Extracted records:
********

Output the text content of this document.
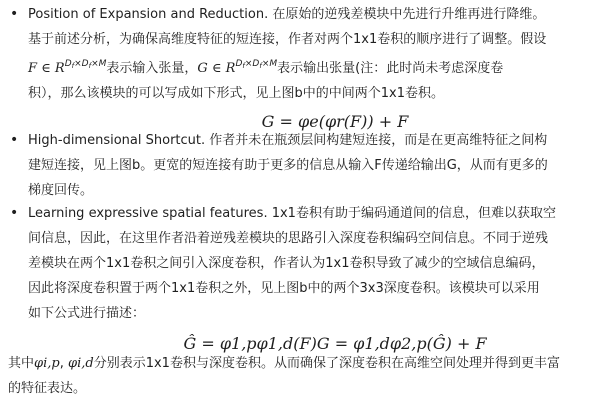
• Position of Expansion and Reduction. 在原始的逆残差模块中先进行升维再进行降维。

基于前述分析，为确保高维度特征的短连接，作者对两个1x1卷积的顺序进行了调整。假设

F ∈ $R^{D_f\times D_f\times M}$表示输入张量，G ∈ $R^{D_f\times D_f\times M}$表示输出张量(注：此时尚未考虑深度卷

积），那么该模块的可以写成如下形式，见上图b中的中间两个1x1卷积。

G = φe(φr(F)) + F

• High-dimensional Shortcut. 作者并未在瓶颈层间构建短连接，而是在更高维特征之间构

建短连接，见上图b。更宽的短连接有助于更多的信息从输入F传递给输出G，从而有更多的

梯度回传。

• Learning expressive spatial features. 1x1卷积有助于编码通道间的信息，但难以获取空

间信息，因此，在这里作者沿着逆残差模块的思路引入深度卷积编码空间信息。不同于逆残

差模块在两个1x1卷积之间引入深度卷积，作者认为1x1卷积导致了减少的空域信息编码，

因此将深度卷积置于两个1x1卷积之外，见上图b中的两个3x3深度卷积。该模块可以采用

如下公式进行描述：

Ĝ = φ1,pφ1,d(F)G = φ1,dφ2,p(Ĝ) + F

其中φi,p, φi,d分别表示1x1卷积与深度卷积。从而确保了深度卷积在高维空间处理并得到更丰富

的特征表达。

********

SHORT TASK: Output all the records, word for word, with no pictures in the copy.

SOLVED PROBLEM:
Output the text content of this document.
• Position of Expansion and Reduction. 在原始的逆残差模块中先进行升维再进行降维。

基于前述分析，为确保高维度特征的短连接，作者对两个1x1卷积的顺序进行了调整。假设

F ∈ $R^{D_f\times D_f\times M}$表示输入张量，G ∈ $R^{D_f\times D_f\times M}$表示输出张量(注：此时尚未考虑深度卷

积），那么该模块的可以写成如下形式，见上图b中的中间两个1x1卷积。

G = φe(φr(F)) + F

• High-dimensional Shortcut. 作者并未在瓶颈层间构建短连接，而是在更高维特征之间构

建短连接，见上图b。更宽的短连接有助于更多的信息从输入F传递给输出G，从而有更多的

梯度回传。

• Learning expressive spatial features. 1x1卷积有助于编码通道间的信息，但难以获取空

间信息，因此，在这里作者沿着逆残差模块的思路引入深度卷积编码空间信息。不同于逆残

差模块在两个1x1卷积之间引入深度卷积，作者认为1x1卷积导致了减少的空域信息编码，

因此将深度卷积置于两个1x1卷积之外，见上图b中的两个3x3深度卷积。该模块可以采用

如下公式进行描述：

Ĝ = φ1,pφ1,d(F)G = φ1,dφ2,p(Ĝ) + F

其中φi,p, φi,d分别表示1x1卷积与深度卷积。从而确保了深度卷积在高维空间处理并得到更丰富

的特征表达。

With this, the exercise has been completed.